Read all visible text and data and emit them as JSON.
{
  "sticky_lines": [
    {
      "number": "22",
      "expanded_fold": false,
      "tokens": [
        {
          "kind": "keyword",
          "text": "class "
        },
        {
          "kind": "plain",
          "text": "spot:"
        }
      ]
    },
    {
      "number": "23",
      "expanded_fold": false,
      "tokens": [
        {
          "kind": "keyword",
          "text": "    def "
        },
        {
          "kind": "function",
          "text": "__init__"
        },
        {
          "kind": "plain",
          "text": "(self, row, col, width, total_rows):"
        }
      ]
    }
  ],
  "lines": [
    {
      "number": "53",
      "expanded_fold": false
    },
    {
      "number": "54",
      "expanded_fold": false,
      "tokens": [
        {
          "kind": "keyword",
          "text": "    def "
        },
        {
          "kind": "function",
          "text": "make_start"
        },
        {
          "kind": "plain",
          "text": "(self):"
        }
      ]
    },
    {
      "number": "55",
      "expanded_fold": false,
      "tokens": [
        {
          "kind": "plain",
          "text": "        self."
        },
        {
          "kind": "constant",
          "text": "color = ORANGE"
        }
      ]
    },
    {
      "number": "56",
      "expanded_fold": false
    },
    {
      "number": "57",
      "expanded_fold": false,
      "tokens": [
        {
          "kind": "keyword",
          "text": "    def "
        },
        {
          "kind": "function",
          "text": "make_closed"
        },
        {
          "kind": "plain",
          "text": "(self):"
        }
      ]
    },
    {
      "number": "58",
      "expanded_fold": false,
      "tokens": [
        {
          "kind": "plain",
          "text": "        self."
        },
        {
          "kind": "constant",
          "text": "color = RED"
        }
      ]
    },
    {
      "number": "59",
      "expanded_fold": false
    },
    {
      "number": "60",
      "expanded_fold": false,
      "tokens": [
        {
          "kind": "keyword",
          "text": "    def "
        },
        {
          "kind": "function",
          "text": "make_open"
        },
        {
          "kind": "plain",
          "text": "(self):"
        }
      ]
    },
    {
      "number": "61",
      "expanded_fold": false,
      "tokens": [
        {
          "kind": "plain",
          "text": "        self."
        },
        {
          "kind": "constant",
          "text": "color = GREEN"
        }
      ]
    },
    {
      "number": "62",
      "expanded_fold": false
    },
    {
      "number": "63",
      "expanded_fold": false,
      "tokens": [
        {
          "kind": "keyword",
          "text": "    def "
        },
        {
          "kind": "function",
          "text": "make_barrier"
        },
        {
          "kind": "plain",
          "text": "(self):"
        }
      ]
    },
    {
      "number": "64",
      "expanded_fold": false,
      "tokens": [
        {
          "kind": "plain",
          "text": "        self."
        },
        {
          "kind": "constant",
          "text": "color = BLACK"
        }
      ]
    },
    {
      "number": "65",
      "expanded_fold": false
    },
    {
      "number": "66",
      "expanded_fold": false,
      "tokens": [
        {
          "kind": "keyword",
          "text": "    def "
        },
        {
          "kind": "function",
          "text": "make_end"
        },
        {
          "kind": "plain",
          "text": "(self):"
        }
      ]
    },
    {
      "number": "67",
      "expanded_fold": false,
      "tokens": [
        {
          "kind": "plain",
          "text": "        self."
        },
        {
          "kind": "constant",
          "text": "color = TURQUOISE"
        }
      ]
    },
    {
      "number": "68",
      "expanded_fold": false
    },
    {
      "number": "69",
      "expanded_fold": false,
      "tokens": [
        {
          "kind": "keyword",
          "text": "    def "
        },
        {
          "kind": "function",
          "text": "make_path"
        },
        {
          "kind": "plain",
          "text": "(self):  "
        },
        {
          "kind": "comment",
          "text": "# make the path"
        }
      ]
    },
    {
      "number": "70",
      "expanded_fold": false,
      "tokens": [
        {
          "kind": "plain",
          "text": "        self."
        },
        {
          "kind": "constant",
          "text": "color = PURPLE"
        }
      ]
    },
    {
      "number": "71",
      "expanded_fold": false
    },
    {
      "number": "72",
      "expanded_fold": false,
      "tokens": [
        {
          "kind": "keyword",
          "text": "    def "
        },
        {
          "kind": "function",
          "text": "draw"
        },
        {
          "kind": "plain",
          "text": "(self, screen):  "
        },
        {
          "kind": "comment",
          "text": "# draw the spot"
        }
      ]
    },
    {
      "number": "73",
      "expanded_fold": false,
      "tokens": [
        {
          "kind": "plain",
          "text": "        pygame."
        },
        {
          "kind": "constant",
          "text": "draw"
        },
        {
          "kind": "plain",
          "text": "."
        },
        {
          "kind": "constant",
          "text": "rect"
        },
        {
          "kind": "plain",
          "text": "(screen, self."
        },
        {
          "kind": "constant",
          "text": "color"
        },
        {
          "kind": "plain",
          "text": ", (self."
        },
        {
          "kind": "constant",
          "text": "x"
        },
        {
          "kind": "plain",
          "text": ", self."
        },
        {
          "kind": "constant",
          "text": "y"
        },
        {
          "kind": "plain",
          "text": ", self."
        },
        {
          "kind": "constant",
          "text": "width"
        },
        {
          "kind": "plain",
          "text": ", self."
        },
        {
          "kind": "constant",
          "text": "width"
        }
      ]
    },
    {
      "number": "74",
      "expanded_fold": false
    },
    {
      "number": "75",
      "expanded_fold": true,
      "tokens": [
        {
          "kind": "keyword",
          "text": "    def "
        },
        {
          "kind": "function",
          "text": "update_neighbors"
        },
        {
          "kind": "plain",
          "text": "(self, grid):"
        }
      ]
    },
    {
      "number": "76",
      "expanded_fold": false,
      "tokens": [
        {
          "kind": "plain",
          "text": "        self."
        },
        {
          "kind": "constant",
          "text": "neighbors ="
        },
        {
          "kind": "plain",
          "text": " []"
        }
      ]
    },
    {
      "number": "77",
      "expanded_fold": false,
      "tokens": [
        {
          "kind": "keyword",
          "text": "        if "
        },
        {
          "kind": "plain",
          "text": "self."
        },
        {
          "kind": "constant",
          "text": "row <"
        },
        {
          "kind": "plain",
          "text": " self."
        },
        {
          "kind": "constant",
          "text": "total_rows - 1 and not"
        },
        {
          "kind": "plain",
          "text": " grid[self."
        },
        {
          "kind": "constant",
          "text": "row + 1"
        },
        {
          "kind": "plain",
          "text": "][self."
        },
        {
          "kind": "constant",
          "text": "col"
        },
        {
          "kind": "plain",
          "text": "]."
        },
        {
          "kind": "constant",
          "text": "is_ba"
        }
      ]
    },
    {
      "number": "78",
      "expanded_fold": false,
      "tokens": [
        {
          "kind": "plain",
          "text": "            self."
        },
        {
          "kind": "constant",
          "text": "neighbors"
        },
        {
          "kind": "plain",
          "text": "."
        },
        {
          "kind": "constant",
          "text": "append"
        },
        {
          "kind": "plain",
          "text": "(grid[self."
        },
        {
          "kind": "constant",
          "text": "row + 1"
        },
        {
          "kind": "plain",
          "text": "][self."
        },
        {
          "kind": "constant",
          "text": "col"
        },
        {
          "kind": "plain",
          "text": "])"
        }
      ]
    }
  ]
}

● Your task:
Provide all the records again, word for word.

● Exercise output:
Read all visible text and data and emit them as JSON.
{
  "sticky_lines": [
    {
      "number": "22",
      "expanded_fold": false,
      "tokens": [
        {
          "kind": "keyword",
          "text": "class "
        },
        {
          "kind": "plain",
          "text": "spot:"
        }
      ]
    },
    {
      "number": "23",
      "expanded_fold": false,
      "tokens": [
        {
          "kind": "keyword",
          "text": "    def "
        },
        {
          "kind": "function",
          "text": "__init__"
        },
        {
          "kind": "plain",
          "text": "(self, row, col, width, total_rows):"
        }
      ]
    }
  ],
  "lines": [
    {
      "number": "53",
      "expanded_fold": false
    },
    {
      "number": "54",
      "expanded_fold": false,
      "tokens": [
        {
          "kind": "keyword",
          "text": "    def "
        },
        {
          "kind": "function",
          "text": "make_start"
        },
        {
          "kind": "plain",
          "text": "(self):"
        }
      ]
    },
    {
      "number": "55",
      "expanded_fold": false,
      "tokens": [
        {
          "kind": "plain",
          "text": "        self."
        },
        {
          "kind": "constant",
          "text": "color = ORANGE"
        }
      ]
    },
    {
      "number": "56",
      "expanded_fold": false
    },
    {
      "number": "57",
      "expanded_fold": false,
      "tokens": [
        {
          "kind": "keyword",
          "text": "    def "
        },
        {
          "kind": "function",
          "text": "make_closed"
        },
        {
          "kind": "plain",
          "text": "(self):"
        }
      ]
    },
    {
      "number": "58",
      "expanded_fold": false,
      "tokens": [
        {
          "kind": "plain",
          "text": "        self."
        },
        {
          "kind": "constant",
          "text": "color = RED"
        }
      ]
    },
    {
      "number": "59",
      "expanded_fold": false
    },
    {
      "number": "60",
      "expanded_fold": false,
      "tokens": [
        {
          "kind": "keyword",
          "text": "    def "
        },
        {
          "kind": "function",
          "text": "make_open"
        },
        {
          "kind": "plain",
          "text": "(self):"
        }
      ]
    },
    {
      "number": "61",
      "expanded_fold": false,
      "tokens": [
        {
          "kind": "plain",
          "text": "        self."
        },
        {
          "kind": "constant",
          "text": "color = GREEN"
        }
      ]
    },
    {
      "number": "62",
      "expanded_fold": false
    },
    {
      "number": "63",
      "expanded_fold": false,
      "tokens": [
        {
          "kind": "keyword",
          "text": "    def "
        },
        {
          "kind": "function",
          "text": "make_barrier"
        },
        {
          "kind": "plain",
          "text": "(self):"
        }
      ]
    },
    {
      "number": "64",
      "expanded_fold": false,
      "tokens": [
        {
          "kind": "plain",
          "text": "        self."
        },
        {
          "kind": "constant",
          "text": "color = BLACK"
        }
      ]
    },
    {
      "number": "65",
      "expanded_fold": false
    },
    {
      "number": "66",
      "expanded_fold": false,
      "tokens": [
        {
          "kind": "keyword",
          "text": "    def "
        },
        {
          "kind": "function",
          "text": "make_end"
        },
        {
          "kind": "plain",
          "text": "(self):"
        }
      ]
    },
    {
      "number": "67",
      "expanded_fold": false,
      "tokens": [
        {
          "kind": "plain",
          "text": "        self."
        },
        {
          "kind": "constant",
          "text": "color = TURQUOISE"
        }
      ]
    },
    {
      "number": "68",
      "expanded_fold": false
    },
    {
      "number": "69",
      "expanded_fold": false,
      "tokens": [
        {
          "kind": "keyword",
          "text": "    def "
        },
        {
          "kind": "function",
          "text": "make_path"
        },
        {
          "kind": "plain",
          "text": "(self):  "
        },
        {
          "kind": "comment",
          "text": "# make the path"
        }
      ]
    },
    {
      "number": "70",
      "expanded_fold": false,
      "tokens": [
        {
          "kind": "plain",
          "text": "        self."
        },
        {
          "kind": "constant",
          "text": "color = PURPLE"
        }
      ]
    },
    {
      "number": "71",
      "expanded_fold": false
    },
    {
      "number": "72",
      "expanded_fold": false,
      "tokens": [
        {
          "kind": "keyword",
          "text": "    def "
        },
        {
          "kind": "function",
          "text": "draw"
        },
        {
          "kind": "plain",
          "text": "(self, screen):  "
        },
        {
          "kind": "comment",
          "text": "# draw the spot"
        }
      ]
    },
    {
      "number": "73",
      "expanded_fold": false,
      "tokens": [
        {
          "kind": "plain",
          "text": "        pygame."
        },
        {
          "kind": "constant",
          "text": "draw"
        },
        {
          "kind": "plain",
          "text": "."
        },
        {
          "kind": "constant",
          "text": "rect"
        },
        {
          "kind": "plain",
          "text": "(screen, self."
        },
        {
          "kind": "constant",
          "text": "color"
        },
        {
          "kind": "plain",
          "text": ", (self."
        },
        {
          "kind": "constant",
          "text": "x"
        },
        {
          "kind": "plain",
          "text": ", self."
        },
        {
          "kind": "constant",
          "text": "y"
        },
        {
          "kind": "plain",
          "text": ", self."
        },
        {
          "kind": "constant",
          "text": "width"
        },
        {
          "kind": "plain",
          "text": ", self."
        },
        {
          "kind": "constant",
          "text": "width"
        }
      ]
    },
    {
      "number": "74",
      "expanded_fold": false
    },
    {
      "number": "75",
      "expanded_fold": true,
      "tokens": [
        {
          "kind": "keyword",
          "text": "    def "
        },
        {
          "kind": "function",
          "text": "update_neighbors"
        },
        {
          "kind": "plain",
          "text": "(self, grid):"
        }
      ]
    },
    {
      "number": "76",
      "expanded_fold": false,
      "tokens": [
        {
          "kind": "plain",
          "text": "        self."
        },
        {
          "kind": "constant",
          "text": "neighbors ="
        },
        {
          "kind": "plain",
          "text": " []"
        }
      ]
    },
    {
      "number": "77",
      "expanded_fold": false,
      "tokens": [
        {
          "kind": "keyword",
          "text": "        if "
        },
        {
          "kind": "plain",
          "text": "self."
        },
        {
          "kind": "constant",
          "text": "row <"
        },
        {
          "kind": "plain",
          "text": " self."
        },
        {
          "kind": "constant",
          "text": "total_rows - 1 and not"
        },
        {
          "kind": "plain",
          "text": " grid[self."
        },
        {
          "kind": "constant",
          "text": "row + 1"
        },
        {
          "kind": "plain",
          "text": "][self."
        },
        {
          "kind": "constant",
          "text": "col"
        },
        {
          "kind": "plain",
          "text": "]."
        },
        {
          "kind": "constant",
          "text": "is_ba"
        }
      ]
    },
    {
      "number": "78",
      "expanded_fold": false,
      "tokens": [
        {
          "kind": "plain",
          "text": "            self."
        },
        {
          "kind": "constant",
          "text": "neighbors"
        },
        {
          "kind": "plain",
          "text": "."
        },
        {
          "kind": "constant",
          "text": "append"
        },
        {
          "kind": "plain",
          "text": "(grid[self."
        },
        {
          "kind": "constant",
          "text": "row + 1"
        },
        {
          "kind": "plain",
          "text": "][self."
        },
        {
          "kind": "constant",
          "text": "col"
        },
        {
          "kind": "plain",
          "text": "])"
        }
      ]
    }
  ]
}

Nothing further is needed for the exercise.